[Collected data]
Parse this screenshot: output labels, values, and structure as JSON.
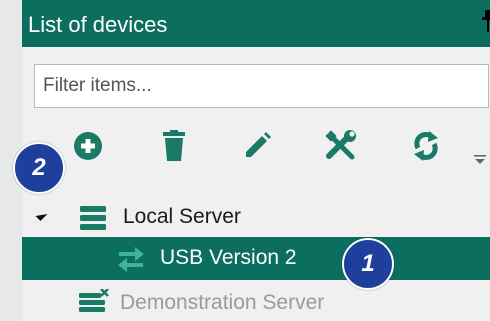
{
  "panel": {
    "title": "List of devices",
    "filter_placeholder": "Filter items..."
  },
  "toolbar": {
    "buttons": [
      {
        "name": "add",
        "icon": "plus-circle-icon"
      },
      {
        "name": "delete",
        "icon": "trash-icon"
      },
      {
        "name": "edit",
        "icon": "pencil-icon"
      },
      {
        "name": "tools",
        "icon": "wrench-screwdriver-icon"
      },
      {
        "name": "refresh",
        "icon": "refresh-icon"
      }
    ]
  },
  "tree": {
    "local_server": "Local Server",
    "usb_version": "USB Version 2",
    "demo_server": "Demonstration Server"
  },
  "badges": {
    "one": "1",
    "two": "2"
  },
  "colors": {
    "accent": "#0b6e5e",
    "icon": "#1a7a66",
    "badge": "#1e3f9c"
  }
}
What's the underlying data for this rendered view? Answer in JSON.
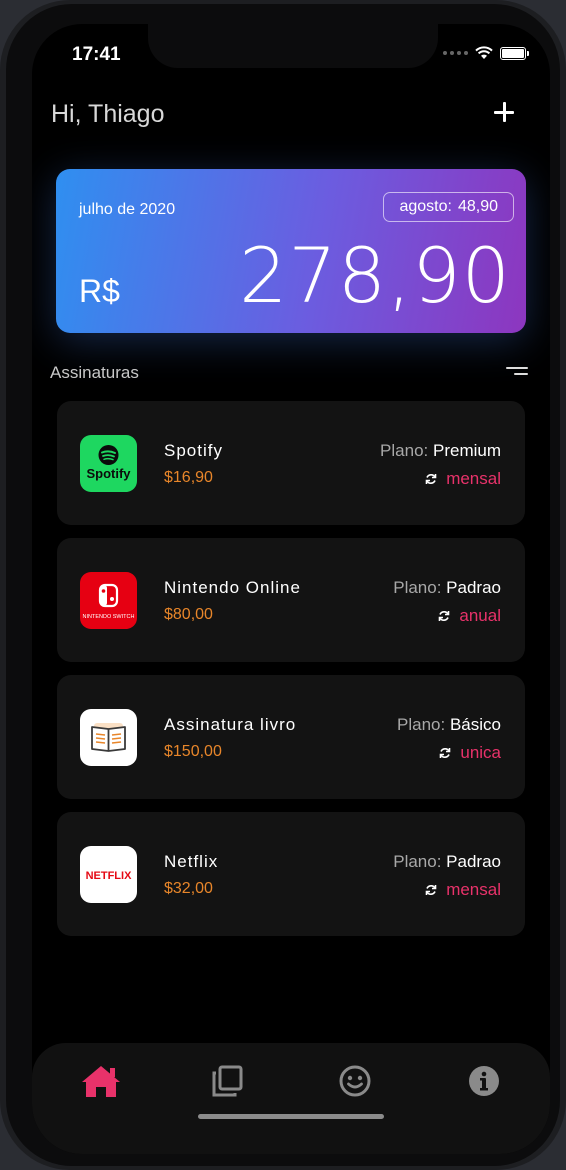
{
  "status_bar": {
    "time": "17:41"
  },
  "header": {
    "greeting": "Hi, Thiago"
  },
  "summary_card": {
    "month": "julho de 2020",
    "next_month_label": "agosto:",
    "next_month_value": "48,90",
    "currency": "R$",
    "total": "278,90"
  },
  "section": {
    "title": "Assinaturas"
  },
  "plan_prefix": "Plano:",
  "subscriptions": [
    {
      "name": "Spotify",
      "price": "$16,90",
      "plan": "Premium",
      "cycle": "mensal",
      "logo_text": "Spotify",
      "logo_color": "#1ed760"
    },
    {
      "name": "Nintendo Online",
      "price": "$80,00",
      "plan": "Padrao",
      "cycle": "anual",
      "logo_text": "NINTENDO SWITCH",
      "logo_color": "#e60012"
    },
    {
      "name": "Assinatura livro",
      "price": "$150,00",
      "plan": "Básico",
      "cycle": "unica",
      "logo_text": "",
      "logo_color": "#ffffff"
    },
    {
      "name": "Netflix",
      "price": "$32,00",
      "plan": "Padrao",
      "cycle": "mensal",
      "logo_text": "NETFLIX",
      "logo_color": "#ffffff"
    }
  ],
  "tabs": [
    {
      "icon": "home-icon",
      "active": true
    },
    {
      "icon": "copy-icon",
      "active": false
    },
    {
      "icon": "smile-icon",
      "active": false
    },
    {
      "icon": "info-icon",
      "active": false
    }
  ],
  "colors": {
    "accent": "#e8326a",
    "price": "#e8862a",
    "tab_active": "#e8326a",
    "tab_inactive": "#8a8a8a"
  }
}
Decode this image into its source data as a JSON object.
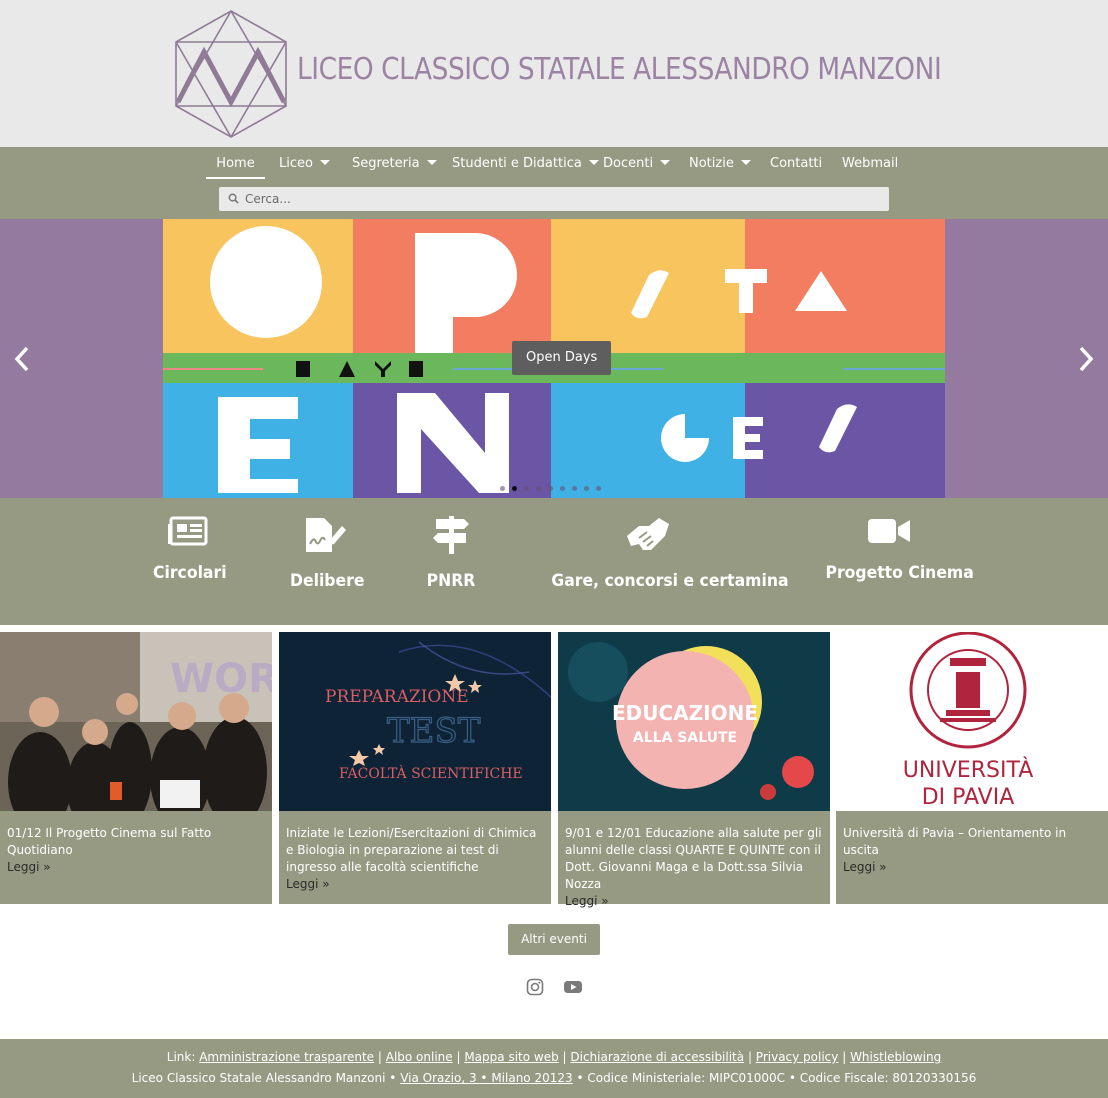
{
  "header": {
    "title": "LICEO CLASSICO STATALE ALESSANDRO MANZONI",
    "logo_icon": "icosahedron-m-logo"
  },
  "nav": {
    "items": [
      {
        "label": "Home",
        "active": true,
        "dropdown": false
      },
      {
        "label": "Liceo",
        "dropdown": true
      },
      {
        "label": "Segreteria",
        "dropdown": true
      },
      {
        "label": "Studenti e Didattica",
        "dropdown": true
      },
      {
        "label": "Docenti",
        "dropdown": true
      },
      {
        "label": "Notizie",
        "dropdown": true
      },
      {
        "label": "Contatti",
        "dropdown": false
      },
      {
        "label": "Webmail",
        "dropdown": false
      }
    ],
    "search_placeholder": "Cerca..."
  },
  "slider": {
    "caption": "Open Days",
    "banner_words": [
      "O",
      "P",
      "S T A",
      "DAYS",
      "E",
      "N",
      "G E S"
    ],
    "total_slides": 9,
    "active_index": 1
  },
  "quick_links": [
    {
      "label": "Circolari",
      "icon": "newspaper-icon"
    },
    {
      "label": "Delibere",
      "icon": "signed-document-icon"
    },
    {
      "label": "PNRR",
      "icon": "signpost-icon"
    },
    {
      "label": "Gare, concorsi e certamina",
      "icon": "handshake-icon"
    },
    {
      "label": "Progetto Cinema",
      "icon": "video-camera-icon"
    }
  ],
  "cards": [
    {
      "text": "01/12 Il Progetto Cinema sul Fatto Quotidiano",
      "read": "Leggi »"
    },
    {
      "text": "Iniziate le Lezioni/Esercitazioni di Chimica e Biologia in preparazione ai test di ingresso alle facoltà scientifiche",
      "read": "Leggi »",
      "image_text": [
        "PREPARAZIONE",
        "TEST",
        "FACOLTÀ SCIENTIFICHE"
      ]
    },
    {
      "text": "9/01 e 12/01 Educazione alla salute per gli alunni delle classi QUARTE E QUINTE con il Dott. Giovanni Maga e la Dott.ssa Silvia Nozza",
      "read": "Leggi »",
      "image_text": [
        "EDUCAZIONE",
        "ALLA SALUTE"
      ]
    },
    {
      "text": "Università di Pavia – Orientamento in uscita",
      "read": "Leggi »",
      "image_text": [
        "UNIVERSITÀ",
        "DI PAVIA"
      ]
    }
  ],
  "more_button": "Altri eventi",
  "social": [
    "instagram-icon",
    "youtube-icon"
  ],
  "footer": {
    "link_prefix": "Link:",
    "links": [
      "Amministrazione trasparente",
      "Albo online",
      "Mappa sito web",
      "Dichiarazione di accessibilità",
      "Privacy policy",
      "Whistleblowing"
    ],
    "school_name": "Liceo Classico Statale Alessandro Manzoni •",
    "address": "Via Orazio, 3 • Milano 20123",
    "codes": "• Codice Ministeriale: MIPC01000C • Codice Fiscale: 80120330156"
  },
  "colors": {
    "nav_bg": "#979a83",
    "header_bg": "#e9e9e9",
    "title_color": "#9b84a3",
    "slider_bg": "#957aa0"
  }
}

*WHAT YOU WILL DO:* Each record above should be copied character for character, with pictures dropped.

*SOLUTION TO THE PROBLEM:*
Parse this screenshot: output labels, values, and structure as JSON.
{
  "panel": {
    "title": "List of devices",
    "filter_placeholder": "Filter items..."
  },
  "toolbar": {
    "buttons": [
      {
        "name": "add",
        "icon": "plus-circle-icon"
      },
      {
        "name": "delete",
        "icon": "trash-icon"
      },
      {
        "name": "edit",
        "icon": "pencil-icon"
      },
      {
        "name": "tools",
        "icon": "wrench-screwdriver-icon"
      },
      {
        "name": "refresh",
        "icon": "refresh-icon"
      }
    ]
  },
  "tree": {
    "local_server": "Local Server",
    "usb_version": "USB Version 2",
    "demo_server": "Demonstration Server"
  },
  "badges": {
    "one": "1",
    "two": "2"
  },
  "colors": {
    "accent": "#0b6e5e",
    "icon": "#1a7a66",
    "badge": "#1e3f9c"
  }
}
What's the underlying data for this rendered view? Answer in JSON.
{
  "status_bar": {
    "time": "17:41"
  },
  "header": {
    "greeting": "Hi, Thiago"
  },
  "summary_card": {
    "month": "julho de 2020",
    "next_month_label": "agosto:",
    "next_month_value": "48,90",
    "currency": "R$",
    "total": "278,90"
  },
  "section": {
    "title": "Assinaturas"
  },
  "plan_prefix": "Plano:",
  "subscriptions": [
    {
      "name": "Spotify",
      "price": "$16,90",
      "plan": "Premium",
      "cycle": "mensal",
      "logo_text": "Spotify",
      "logo_color": "#1ed760"
    },
    {
      "name": "Nintendo Online",
      "price": "$80,00",
      "plan": "Padrao",
      "cycle": "anual",
      "logo_text": "NINTENDO SWITCH",
      "logo_color": "#e60012"
    },
    {
      "name": "Assinatura livro",
      "price": "$150,00",
      "plan": "Básico",
      "cycle": "unica",
      "logo_text": "",
      "logo_color": "#ffffff"
    },
    {
      "name": "Netflix",
      "price": "$32,00",
      "plan": "Padrao",
      "cycle": "mensal",
      "logo_text": "NETFLIX",
      "logo_color": "#ffffff"
    }
  ],
  "tabs": [
    {
      "icon": "home-icon",
      "active": true
    },
    {
      "icon": "copy-icon",
      "active": false
    },
    {
      "icon": "smile-icon",
      "active": false
    },
    {
      "icon": "info-icon",
      "active": false
    }
  ],
  "colors": {
    "accent": "#e8326a",
    "price": "#e8862a",
    "tab_active": "#e8326a",
    "tab_inactive": "#8a8a8a"
  }
}
Decode this image into its source data as a JSON object.
{
  "header": {
    "title": "LICEO CLASSICO STATALE ALESSANDRO MANZONI",
    "logo_icon": "icosahedron-m-logo"
  },
  "nav": {
    "items": [
      {
        "label": "Home",
        "active": true,
        "dropdown": false
      },
      {
        "label": "Liceo",
        "dropdown": true
      },
      {
        "label": "Segreteria",
        "dropdown": true
      },
      {
        "label": "Studenti e Didattica",
        "dropdown": true
      },
      {
        "label": "Docenti",
        "dropdown": true
      },
      {
        "label": "Notizie",
        "dropdown": true
      },
      {
        "label": "Contatti",
        "dropdown": false
      },
      {
        "label": "Webmail",
        "dropdown": false
      }
    ],
    "search_placeholder": "Cerca..."
  },
  "slider": {
    "caption": "Open Days",
    "banner_words": [
      "O",
      "P",
      "S T A",
      "DAYS",
      "E",
      "N",
      "G E S"
    ],
    "total_slides": 9,
    "active_index": 1
  },
  "quick_links": [
    {
      "label": "Circolari",
      "icon": "newspaper-icon"
    },
    {
      "label": "Delibere",
      "icon": "signed-document-icon"
    },
    {
      "label": "PNRR",
      "icon": "signpost-icon"
    },
    {
      "label": "Gare, concorsi e certamina",
      "icon": "handshake-icon"
    },
    {
      "label": "Progetto Cinema",
      "icon": "video-camera-icon"
    }
  ],
  "cards": [
    {
      "text": "01/12 Il Progetto Cinema sul Fatto Quotidiano",
      "read": "Leggi »"
    },
    {
      "text": "Iniziate le Lezioni/Esercitazioni di Chimica e Biologia in preparazione ai test di ingresso alle facoltà scientifiche",
      "read": "Leggi »",
      "image_text": [
        "PREPARAZIONE",
        "TEST",
        "FACOLTÀ SCIENTIFICHE"
      ]
    },
    {
      "text": "9/01 e 12/01 Educazione alla salute per gli alunni delle classi QUARTE E QUINTE con il Dott. Giovanni Maga e la Dott.ssa Silvia Nozza",
      "read": "Leggi »",
      "image_text": [
        "EDUCAZIONE",
        "ALLA SALUTE"
      ]
    },
    {
      "text": "Università di Pavia – Orientamento in uscita",
      "read": "Leggi »",
      "image_text": [
        "UNIVERSITÀ",
        "DI PAVIA"
      ]
    }
  ],
  "more_button": "Altri eventi",
  "social": [
    "instagram-icon",
    "youtube-icon"
  ],
  "footer": {
    "link_prefix": "Link:",
    "links": [
      "Amministrazione trasparente",
      "Albo online",
      "Mappa sito web",
      "Dichiarazione di accessibilità",
      "Privacy policy",
      "Whistleblowing"
    ],
    "school_name": "Liceo Classico Statale Alessandro Manzoni •",
    "address": "Via Orazio, 3 • Milano 20123",
    "codes": "• Codice Ministeriale: MIPC01000C • Codice Fiscale: 80120330156"
  },
  "colors": {
    "nav_bg": "#979a83",
    "header_bg": "#e9e9e9",
    "title_color": "#9b84a3",
    "slider_bg": "#957aa0"
  }
}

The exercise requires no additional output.